Mastigodryas is a genus of colubrid snakes. Like some other colubrids, they are commonly called racers. It is a Neotropical genus, with members distributed from Mexico to Argentina and several islands in the Caribbean. Some authorities use the older generic name, Dryadophis, for these species.

==Description==
These snakes are cylindrical or somewhat laterally compressed in shape. The head is distinct from the rest of the body, as in many other colubrids. They have large eyes. They have Duvernoy's glands. The morphology of the hemipenis in various species has been helpful in elucidating their relationships, as little is known about the evolutionary origins of the genus.

==Behavior==
These snakes are diurnal and actively forage for their prey.

==Diet==
The diet is varied. For example, Mastigodryas bifossatus is euryphagic, consuming a wide variety of prey items. A large part of its diet is made up of frogs, and it will also take various mammals, birds, lizards, and other snakes.

==Species==
There are 13 species. There may be as many as 18 if certain subspecies are elevated to species status, as has been suggested.

Species include:
- Mastigodryas alternatus (Bocourt, 1884)
- Mastigodryas amarali (L.C. Stuart, 1938) – Amaral's tropical racer
- Mastigodryas boddaerti (Sentzen, 1796) – Boddaert's tropical racer
- Mastigodryas bruesi Barbour, 1914 – Barbour's tropical racer
- Mastigodryas cliftoni (Hardy, 1964) – Clifton’s lizard eater
- Mastigodryas danieli Amaral, 1935 – Daniel's tropical racer
- Mastigodryas dorsalis (Bocourt, 1890) – striped lizard eater
- Mastigodryas heathii (Cope, 1876) – Heath's tropical racer
- Mastigodryas melanolomus (Cope, 1868) – salmon-bellied racer
- Mastigodryas moratoi Montingelli & Zaher, 2011
- Mastigodryas pleii (A.M.C. Duméril, Bibron & A.H.A. Duméril, 1854) – Plee's tropical racer
- Mastigodryas pulchriceps (Cope, 1868) – Cope's tropical racer
- Mastigodryas reticulatus (W. Peters, 1863)

Nota bene: A binomial authority in parentheses indicates that the species was originally described in a genus other than Mastigodryas.

**DATA SHOWN:**
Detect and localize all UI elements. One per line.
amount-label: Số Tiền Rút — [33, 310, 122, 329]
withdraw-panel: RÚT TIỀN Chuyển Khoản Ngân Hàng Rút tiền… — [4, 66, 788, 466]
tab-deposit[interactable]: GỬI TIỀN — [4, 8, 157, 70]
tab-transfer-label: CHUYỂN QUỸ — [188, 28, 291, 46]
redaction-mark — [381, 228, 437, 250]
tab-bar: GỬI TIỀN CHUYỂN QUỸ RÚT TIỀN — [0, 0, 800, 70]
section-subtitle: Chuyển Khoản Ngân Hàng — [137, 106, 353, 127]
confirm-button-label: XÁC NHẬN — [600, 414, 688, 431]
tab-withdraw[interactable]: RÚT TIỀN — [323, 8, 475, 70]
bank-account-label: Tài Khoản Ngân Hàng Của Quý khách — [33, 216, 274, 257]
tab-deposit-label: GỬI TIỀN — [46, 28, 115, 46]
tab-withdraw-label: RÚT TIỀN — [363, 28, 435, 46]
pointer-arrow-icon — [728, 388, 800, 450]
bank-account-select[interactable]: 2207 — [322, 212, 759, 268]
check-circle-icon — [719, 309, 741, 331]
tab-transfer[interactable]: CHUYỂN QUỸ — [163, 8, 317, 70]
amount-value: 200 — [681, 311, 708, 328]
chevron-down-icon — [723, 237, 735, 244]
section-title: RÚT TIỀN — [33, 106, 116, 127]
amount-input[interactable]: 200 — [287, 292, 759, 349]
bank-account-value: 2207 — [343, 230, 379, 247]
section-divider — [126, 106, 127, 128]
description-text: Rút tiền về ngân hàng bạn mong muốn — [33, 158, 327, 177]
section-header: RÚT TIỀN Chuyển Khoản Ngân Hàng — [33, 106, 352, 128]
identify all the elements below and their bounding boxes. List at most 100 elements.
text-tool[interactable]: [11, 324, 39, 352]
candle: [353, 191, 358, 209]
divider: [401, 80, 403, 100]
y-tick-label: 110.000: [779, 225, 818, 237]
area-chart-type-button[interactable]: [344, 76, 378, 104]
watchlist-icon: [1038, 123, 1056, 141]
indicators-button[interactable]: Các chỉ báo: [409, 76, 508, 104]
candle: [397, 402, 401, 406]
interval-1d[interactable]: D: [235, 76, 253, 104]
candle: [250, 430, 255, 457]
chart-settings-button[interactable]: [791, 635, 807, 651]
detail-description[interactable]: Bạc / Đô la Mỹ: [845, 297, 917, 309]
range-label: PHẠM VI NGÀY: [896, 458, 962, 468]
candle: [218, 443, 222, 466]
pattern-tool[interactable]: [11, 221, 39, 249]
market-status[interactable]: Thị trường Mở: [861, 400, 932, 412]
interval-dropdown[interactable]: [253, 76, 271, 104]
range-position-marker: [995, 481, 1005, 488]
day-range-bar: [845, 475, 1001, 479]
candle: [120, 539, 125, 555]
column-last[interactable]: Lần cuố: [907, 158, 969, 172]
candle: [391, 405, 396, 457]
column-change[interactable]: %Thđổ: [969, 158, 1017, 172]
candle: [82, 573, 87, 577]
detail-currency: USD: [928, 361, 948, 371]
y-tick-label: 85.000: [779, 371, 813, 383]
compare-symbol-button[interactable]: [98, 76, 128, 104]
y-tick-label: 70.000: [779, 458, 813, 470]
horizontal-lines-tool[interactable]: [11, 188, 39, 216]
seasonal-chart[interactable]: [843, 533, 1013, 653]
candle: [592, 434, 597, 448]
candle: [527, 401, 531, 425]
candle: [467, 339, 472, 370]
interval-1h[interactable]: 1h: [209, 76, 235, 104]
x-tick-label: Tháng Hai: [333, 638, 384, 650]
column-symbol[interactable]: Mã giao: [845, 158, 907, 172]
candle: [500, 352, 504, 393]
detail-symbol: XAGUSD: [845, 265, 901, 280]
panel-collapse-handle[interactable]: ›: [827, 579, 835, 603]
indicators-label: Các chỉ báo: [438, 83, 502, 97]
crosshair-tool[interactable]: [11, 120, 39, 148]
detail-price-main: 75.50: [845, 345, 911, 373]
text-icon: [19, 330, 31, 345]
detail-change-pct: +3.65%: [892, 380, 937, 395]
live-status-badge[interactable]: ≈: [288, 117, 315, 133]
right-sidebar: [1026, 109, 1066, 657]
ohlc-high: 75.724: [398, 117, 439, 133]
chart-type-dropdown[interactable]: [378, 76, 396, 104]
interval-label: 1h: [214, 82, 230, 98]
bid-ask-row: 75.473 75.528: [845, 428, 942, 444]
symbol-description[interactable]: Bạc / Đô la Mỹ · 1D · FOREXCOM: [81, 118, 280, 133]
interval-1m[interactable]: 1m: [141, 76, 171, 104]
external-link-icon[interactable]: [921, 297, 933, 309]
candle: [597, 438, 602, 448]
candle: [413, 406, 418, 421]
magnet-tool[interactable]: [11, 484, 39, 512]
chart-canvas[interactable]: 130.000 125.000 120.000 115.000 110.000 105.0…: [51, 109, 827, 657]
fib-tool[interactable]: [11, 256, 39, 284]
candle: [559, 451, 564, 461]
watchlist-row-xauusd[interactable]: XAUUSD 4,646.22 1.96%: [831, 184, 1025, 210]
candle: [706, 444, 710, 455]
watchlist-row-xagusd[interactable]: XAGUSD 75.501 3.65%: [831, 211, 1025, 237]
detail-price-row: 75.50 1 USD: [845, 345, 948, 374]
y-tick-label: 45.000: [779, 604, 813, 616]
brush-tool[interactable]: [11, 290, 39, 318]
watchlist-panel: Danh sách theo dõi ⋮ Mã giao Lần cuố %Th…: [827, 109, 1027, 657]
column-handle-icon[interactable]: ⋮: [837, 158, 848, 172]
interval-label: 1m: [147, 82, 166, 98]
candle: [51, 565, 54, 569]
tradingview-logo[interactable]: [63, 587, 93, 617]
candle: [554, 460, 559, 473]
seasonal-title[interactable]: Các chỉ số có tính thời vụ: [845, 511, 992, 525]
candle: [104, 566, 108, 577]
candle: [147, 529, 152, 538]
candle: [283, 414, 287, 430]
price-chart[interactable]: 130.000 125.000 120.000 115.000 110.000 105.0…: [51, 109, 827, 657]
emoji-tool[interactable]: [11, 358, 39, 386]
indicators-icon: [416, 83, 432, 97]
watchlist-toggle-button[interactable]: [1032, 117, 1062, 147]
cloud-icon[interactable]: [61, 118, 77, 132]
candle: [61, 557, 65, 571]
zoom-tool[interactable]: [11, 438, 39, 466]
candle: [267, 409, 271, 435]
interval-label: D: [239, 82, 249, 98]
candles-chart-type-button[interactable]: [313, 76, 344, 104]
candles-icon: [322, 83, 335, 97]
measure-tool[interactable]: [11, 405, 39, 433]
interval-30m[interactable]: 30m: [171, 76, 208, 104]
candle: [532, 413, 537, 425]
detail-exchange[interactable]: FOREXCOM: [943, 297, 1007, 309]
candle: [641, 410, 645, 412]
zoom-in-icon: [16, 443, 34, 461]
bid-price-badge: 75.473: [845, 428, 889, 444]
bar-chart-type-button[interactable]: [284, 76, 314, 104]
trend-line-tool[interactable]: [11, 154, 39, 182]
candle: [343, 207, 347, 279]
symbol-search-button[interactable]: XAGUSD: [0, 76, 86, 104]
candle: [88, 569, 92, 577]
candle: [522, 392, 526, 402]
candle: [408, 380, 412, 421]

**TASK DETAILS:** From the passage on Mastigodryas snakes, extract the part that opens with the words containing "Mastigodryas is a" and closes with "for their prey.", copying it word for word.

**EXPECTED ANSWER:**
Mastigodryas is a genus of colubrid snakes. Like some other colubrids, they are commonly called racers. It is a Neotropical genus, with members distributed from Mexico to Argentina and several islands in the Caribbean. Some authorities use the older generic name, Dryadophis, for these species.

==Description==
These snakes are cylindrical or somewhat laterally compressed in shape. The head is distinct from the rest of the body, as in many other colubrids. They have large eyes. They have Duvernoy's glands. The morphology of the hemipenis in various species has been helpful in elucidating their relationships, as little is known about the evolutionary origins of the genus.

==Behavior==
These snakes are diurnal and actively forage for their prey.